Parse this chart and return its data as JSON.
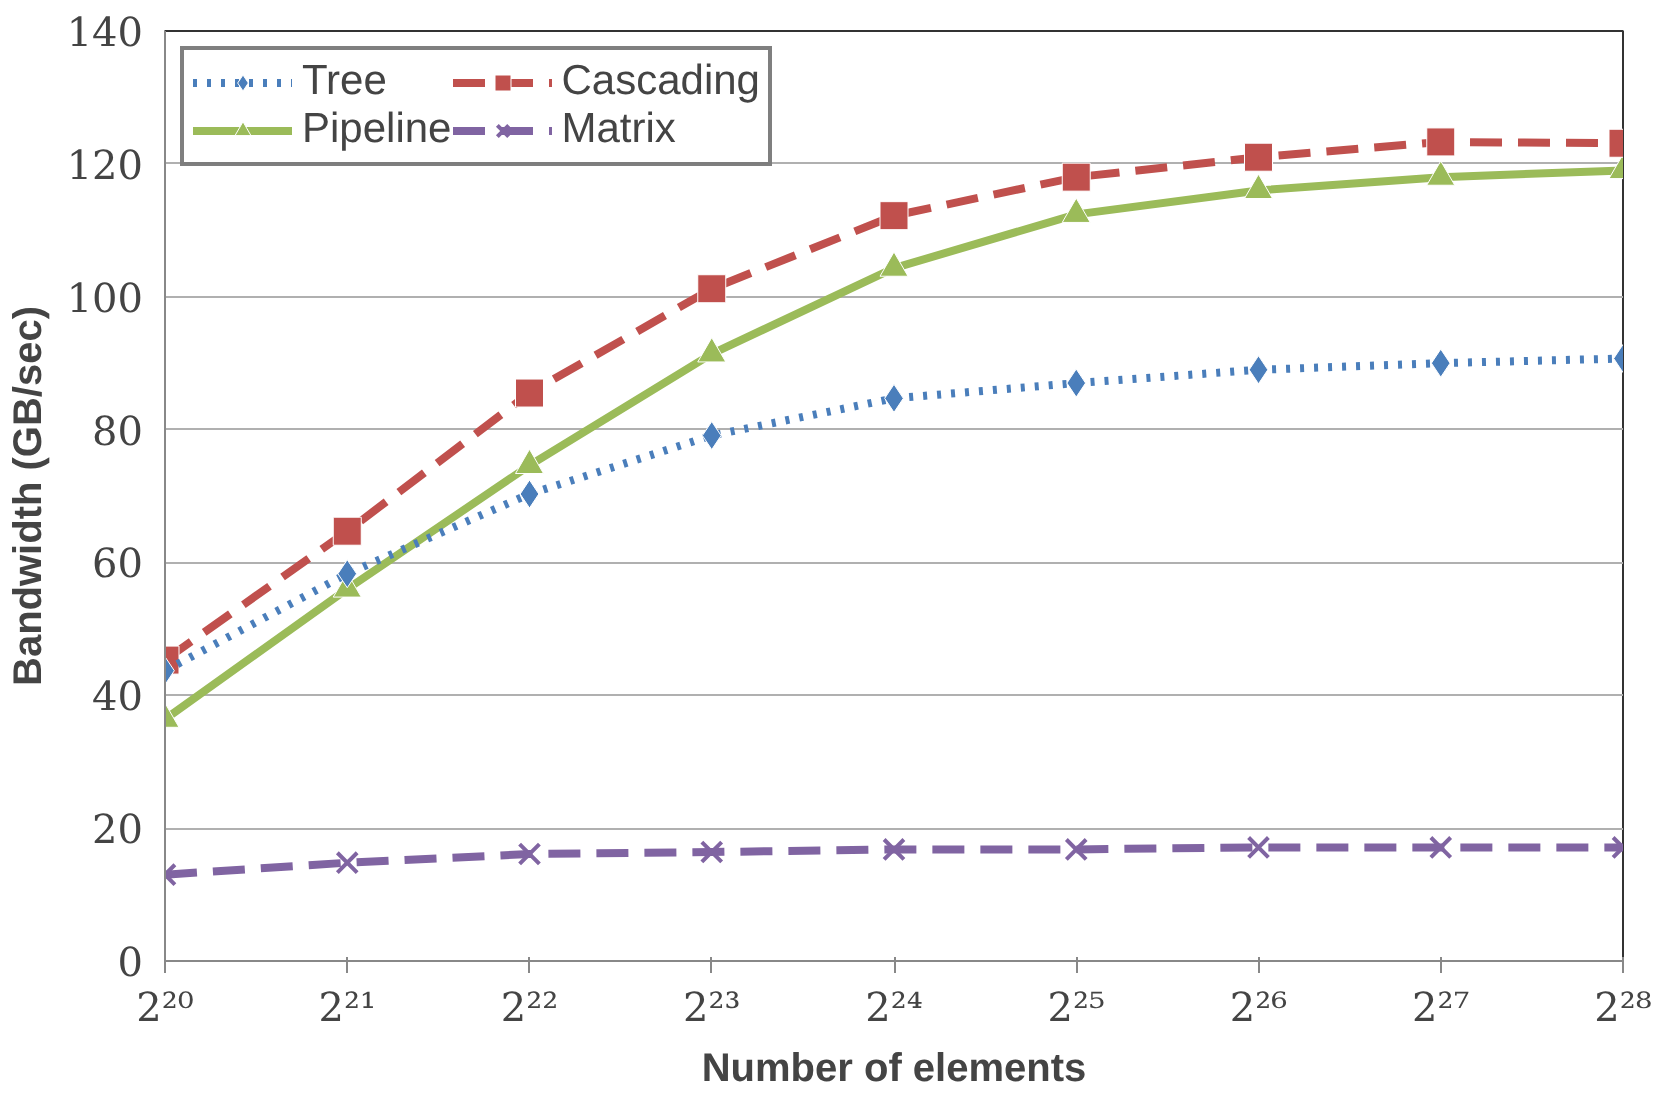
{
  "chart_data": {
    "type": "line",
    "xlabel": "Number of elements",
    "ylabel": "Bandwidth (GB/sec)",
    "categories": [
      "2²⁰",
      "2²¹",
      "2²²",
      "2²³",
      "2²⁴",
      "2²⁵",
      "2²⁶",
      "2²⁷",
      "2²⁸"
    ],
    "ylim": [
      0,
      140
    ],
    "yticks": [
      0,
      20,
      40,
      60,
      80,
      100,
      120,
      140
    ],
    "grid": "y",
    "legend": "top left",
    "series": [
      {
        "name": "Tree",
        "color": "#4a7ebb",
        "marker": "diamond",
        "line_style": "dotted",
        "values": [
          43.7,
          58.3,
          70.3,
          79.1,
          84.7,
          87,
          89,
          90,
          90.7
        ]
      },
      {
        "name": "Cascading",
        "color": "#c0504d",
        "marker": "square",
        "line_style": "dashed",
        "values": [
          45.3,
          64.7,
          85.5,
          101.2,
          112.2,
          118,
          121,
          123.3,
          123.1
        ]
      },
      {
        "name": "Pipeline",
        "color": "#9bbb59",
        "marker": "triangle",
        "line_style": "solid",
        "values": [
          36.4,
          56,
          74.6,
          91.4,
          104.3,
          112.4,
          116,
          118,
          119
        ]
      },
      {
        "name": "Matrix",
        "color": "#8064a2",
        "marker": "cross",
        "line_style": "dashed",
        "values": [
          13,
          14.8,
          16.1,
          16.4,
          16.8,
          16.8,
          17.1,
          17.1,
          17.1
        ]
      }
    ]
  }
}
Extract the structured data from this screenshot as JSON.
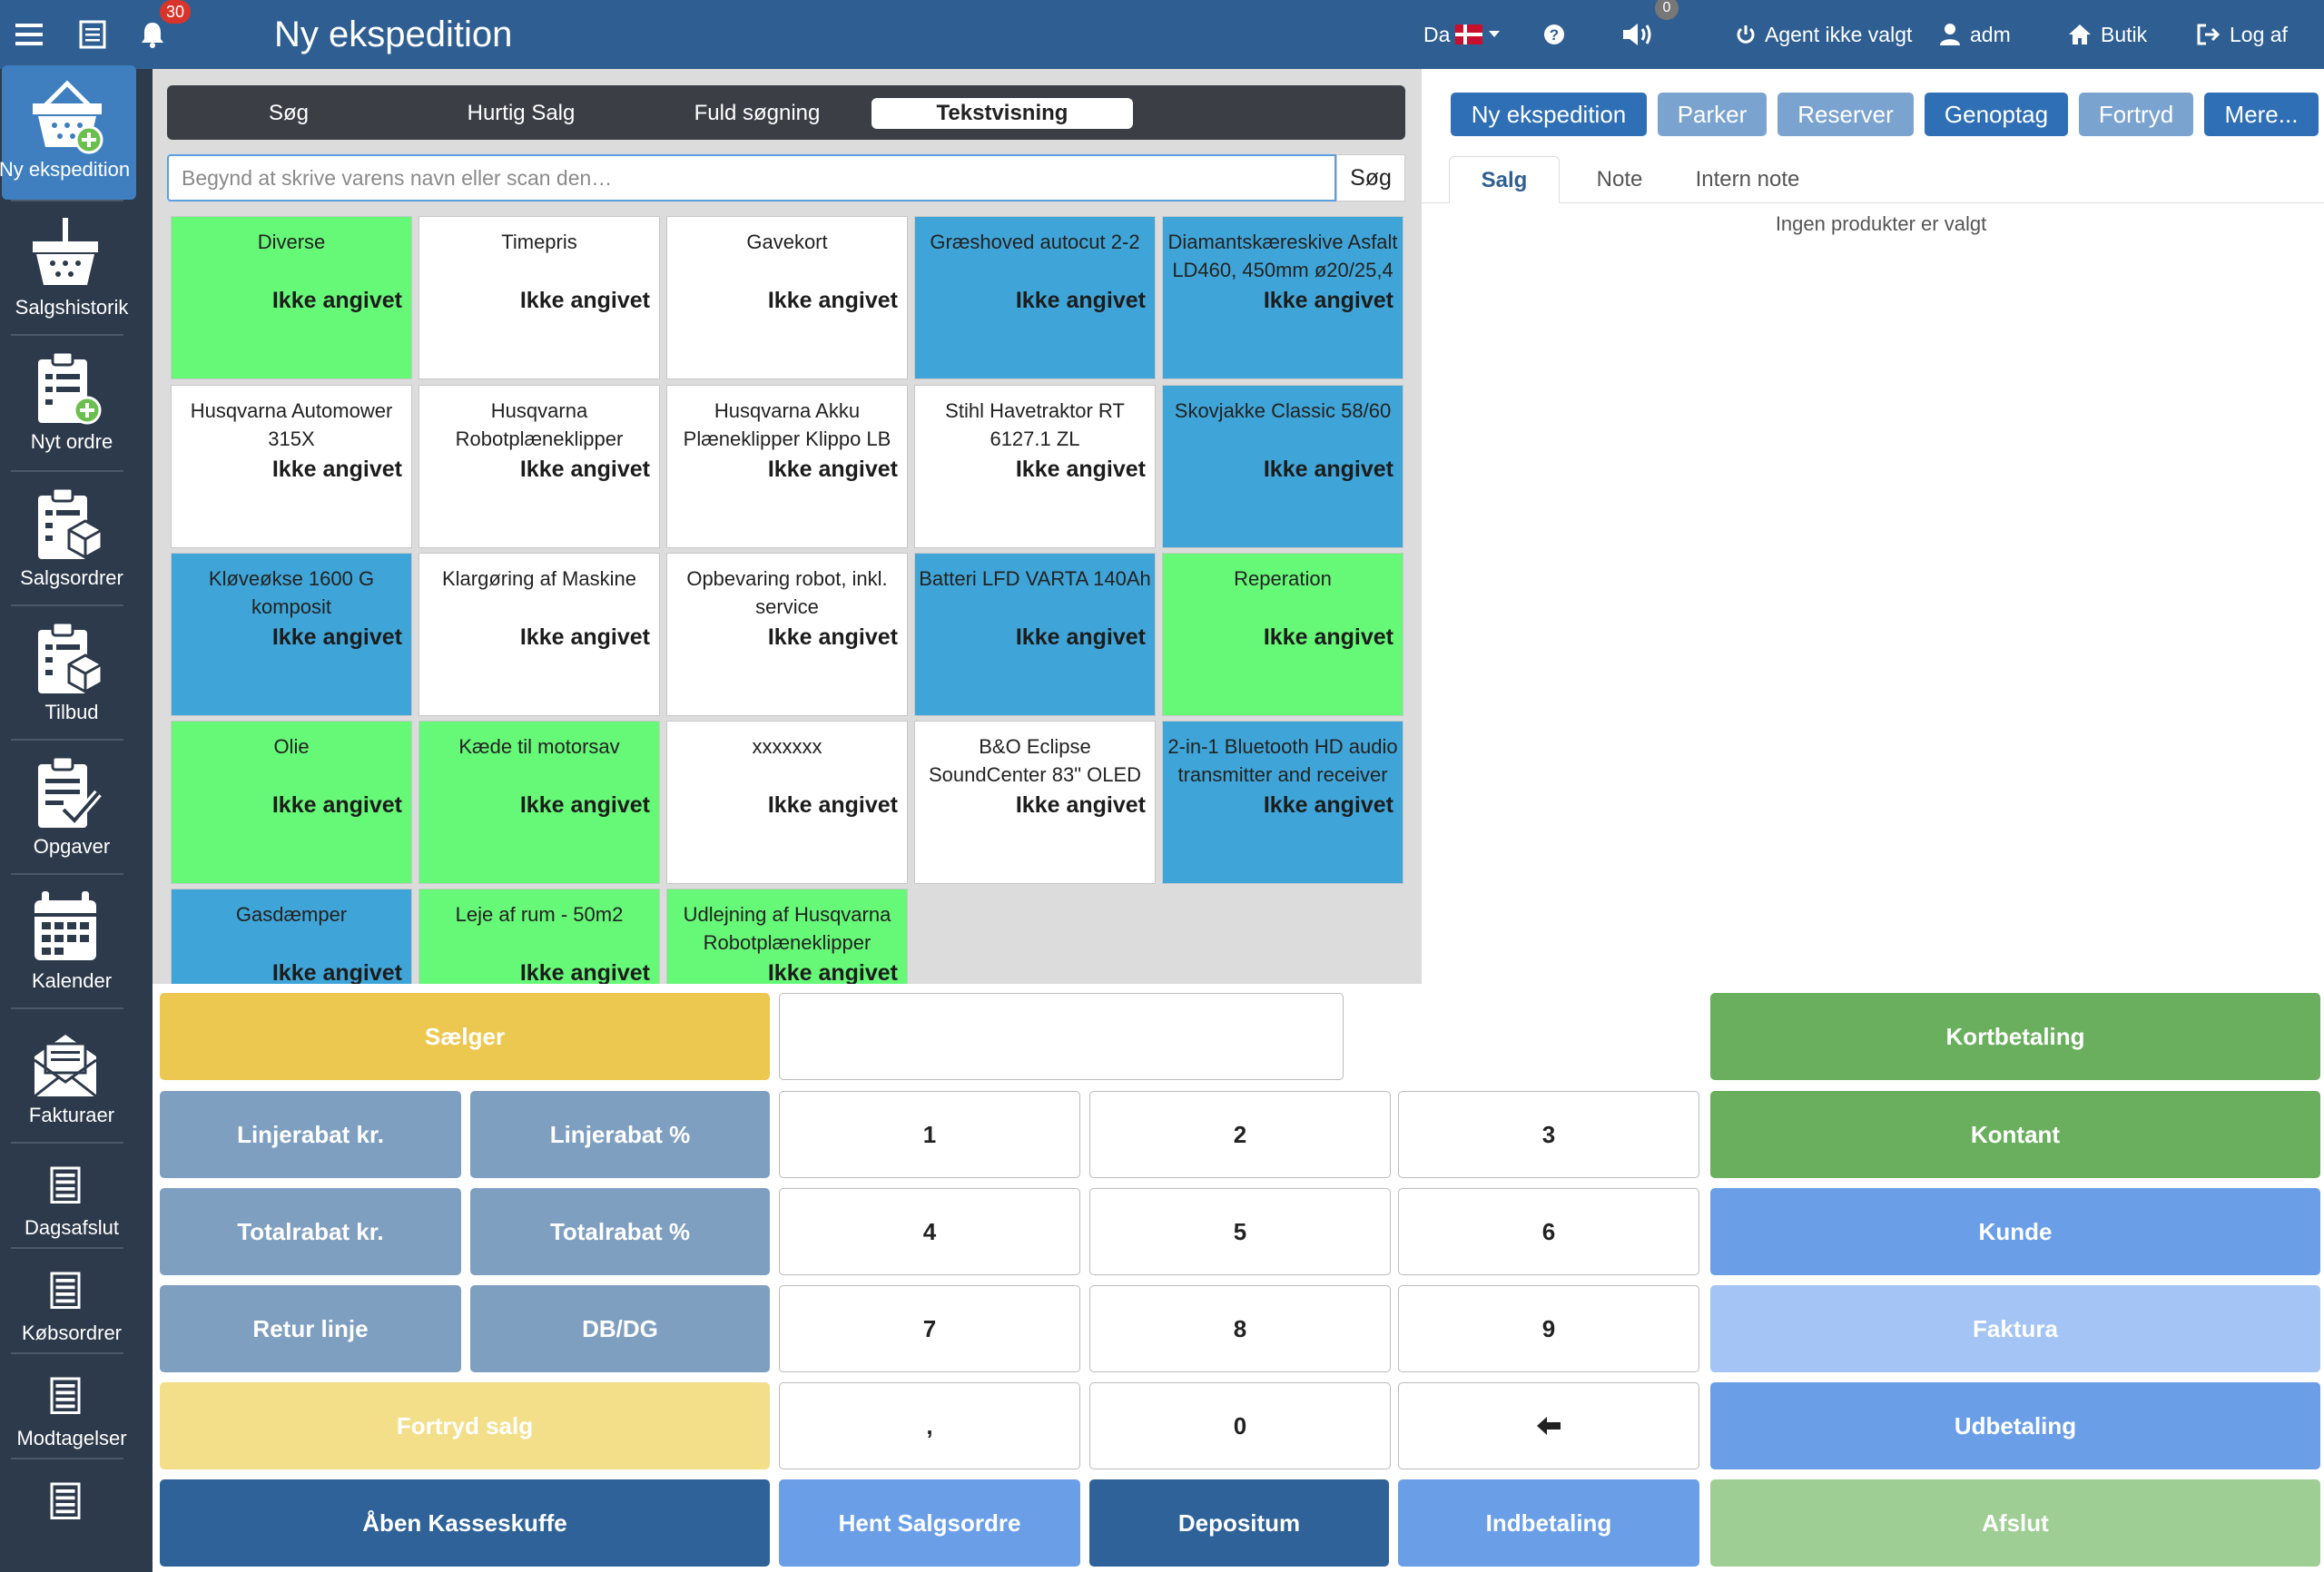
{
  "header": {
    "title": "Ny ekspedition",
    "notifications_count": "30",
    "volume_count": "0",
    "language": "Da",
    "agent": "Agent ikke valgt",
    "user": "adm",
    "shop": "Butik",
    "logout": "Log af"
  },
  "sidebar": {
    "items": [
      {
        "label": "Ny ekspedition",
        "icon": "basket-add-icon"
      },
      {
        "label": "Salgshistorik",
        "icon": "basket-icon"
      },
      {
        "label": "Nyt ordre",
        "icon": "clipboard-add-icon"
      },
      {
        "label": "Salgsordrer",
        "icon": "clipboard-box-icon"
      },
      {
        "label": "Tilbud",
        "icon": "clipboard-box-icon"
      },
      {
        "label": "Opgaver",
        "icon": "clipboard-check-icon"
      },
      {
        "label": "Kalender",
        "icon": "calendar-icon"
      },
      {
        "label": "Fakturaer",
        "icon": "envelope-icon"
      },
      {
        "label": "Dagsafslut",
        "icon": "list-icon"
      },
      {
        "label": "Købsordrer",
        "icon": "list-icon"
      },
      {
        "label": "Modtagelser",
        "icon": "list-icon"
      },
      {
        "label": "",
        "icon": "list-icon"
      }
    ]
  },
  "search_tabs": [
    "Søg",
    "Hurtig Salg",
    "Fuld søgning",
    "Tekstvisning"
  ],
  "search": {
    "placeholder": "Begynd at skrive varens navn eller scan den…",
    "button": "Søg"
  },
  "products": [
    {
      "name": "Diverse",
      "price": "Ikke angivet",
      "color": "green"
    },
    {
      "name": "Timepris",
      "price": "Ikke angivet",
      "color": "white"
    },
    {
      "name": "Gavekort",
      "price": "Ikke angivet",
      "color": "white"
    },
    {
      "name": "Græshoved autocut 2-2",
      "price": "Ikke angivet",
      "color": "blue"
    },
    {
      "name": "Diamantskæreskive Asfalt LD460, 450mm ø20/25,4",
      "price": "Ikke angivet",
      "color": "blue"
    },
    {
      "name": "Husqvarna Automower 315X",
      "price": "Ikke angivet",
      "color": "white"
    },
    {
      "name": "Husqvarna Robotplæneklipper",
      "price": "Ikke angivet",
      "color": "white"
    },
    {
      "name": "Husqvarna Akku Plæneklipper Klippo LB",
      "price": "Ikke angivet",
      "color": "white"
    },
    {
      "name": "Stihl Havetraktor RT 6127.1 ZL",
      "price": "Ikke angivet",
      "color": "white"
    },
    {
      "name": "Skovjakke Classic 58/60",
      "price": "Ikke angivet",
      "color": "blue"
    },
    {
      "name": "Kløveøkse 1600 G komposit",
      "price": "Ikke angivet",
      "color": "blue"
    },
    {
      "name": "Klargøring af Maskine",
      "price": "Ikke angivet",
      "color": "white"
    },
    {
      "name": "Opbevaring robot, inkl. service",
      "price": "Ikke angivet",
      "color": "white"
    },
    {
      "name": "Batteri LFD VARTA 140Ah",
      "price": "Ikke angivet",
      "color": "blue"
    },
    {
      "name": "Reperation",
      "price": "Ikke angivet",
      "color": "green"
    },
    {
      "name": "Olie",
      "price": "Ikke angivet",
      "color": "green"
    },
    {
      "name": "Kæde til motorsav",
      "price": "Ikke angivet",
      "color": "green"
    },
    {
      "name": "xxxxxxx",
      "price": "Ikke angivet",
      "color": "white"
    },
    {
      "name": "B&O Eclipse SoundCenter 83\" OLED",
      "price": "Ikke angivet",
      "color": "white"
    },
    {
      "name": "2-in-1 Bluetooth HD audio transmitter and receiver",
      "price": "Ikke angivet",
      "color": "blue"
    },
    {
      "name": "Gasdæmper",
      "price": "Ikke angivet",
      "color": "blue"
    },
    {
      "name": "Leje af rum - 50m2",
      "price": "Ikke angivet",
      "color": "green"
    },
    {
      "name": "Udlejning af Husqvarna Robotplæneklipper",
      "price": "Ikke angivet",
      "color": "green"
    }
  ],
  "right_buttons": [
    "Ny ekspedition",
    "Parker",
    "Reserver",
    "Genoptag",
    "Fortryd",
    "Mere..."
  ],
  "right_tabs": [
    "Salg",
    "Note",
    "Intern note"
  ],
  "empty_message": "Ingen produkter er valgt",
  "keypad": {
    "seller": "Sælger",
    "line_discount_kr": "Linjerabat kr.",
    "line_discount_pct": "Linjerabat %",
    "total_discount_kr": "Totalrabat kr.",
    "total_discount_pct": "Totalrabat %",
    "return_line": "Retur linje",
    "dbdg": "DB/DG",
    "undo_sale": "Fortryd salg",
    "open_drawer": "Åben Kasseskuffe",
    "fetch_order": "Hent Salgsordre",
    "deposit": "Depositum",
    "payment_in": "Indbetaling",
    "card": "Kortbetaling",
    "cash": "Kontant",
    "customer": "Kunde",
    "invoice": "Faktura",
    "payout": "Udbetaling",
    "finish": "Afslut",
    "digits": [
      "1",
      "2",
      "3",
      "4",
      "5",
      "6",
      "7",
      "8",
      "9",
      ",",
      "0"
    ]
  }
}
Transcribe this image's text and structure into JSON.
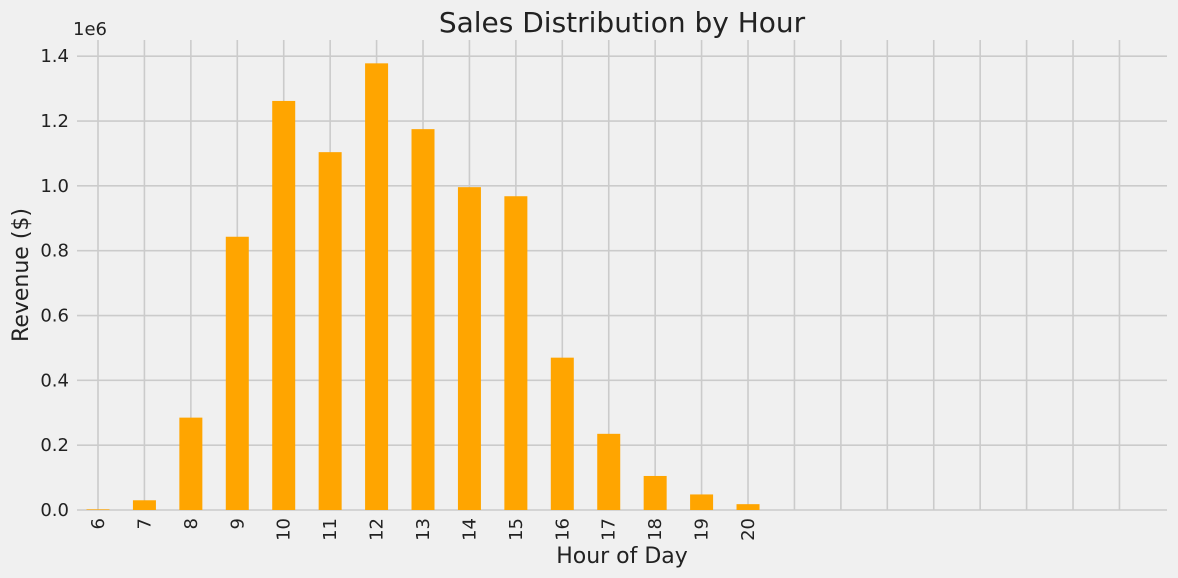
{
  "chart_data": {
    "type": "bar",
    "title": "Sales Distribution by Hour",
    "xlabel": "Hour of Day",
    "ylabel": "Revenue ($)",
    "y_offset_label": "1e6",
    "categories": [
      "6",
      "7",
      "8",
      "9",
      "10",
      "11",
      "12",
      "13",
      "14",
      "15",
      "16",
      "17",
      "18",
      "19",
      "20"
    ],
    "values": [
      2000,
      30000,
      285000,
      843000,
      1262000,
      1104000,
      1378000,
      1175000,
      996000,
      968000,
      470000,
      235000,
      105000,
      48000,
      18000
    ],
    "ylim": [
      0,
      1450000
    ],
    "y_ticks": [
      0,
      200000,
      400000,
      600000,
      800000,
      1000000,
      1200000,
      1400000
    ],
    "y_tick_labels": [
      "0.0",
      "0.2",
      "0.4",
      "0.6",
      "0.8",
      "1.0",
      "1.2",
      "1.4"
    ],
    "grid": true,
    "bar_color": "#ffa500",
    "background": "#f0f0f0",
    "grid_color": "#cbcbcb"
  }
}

*THE TASK*
Search the entries for the word "clipboard" and gather every line where it appears.

*RESPONSE FOR THIS EXERCISE*
        "icon": "clipboard-add-icon"
        "icon": "clipboard-box-icon"
        "icon": "clipboard-box-icon"
        "icon": "clipboard-check-icon"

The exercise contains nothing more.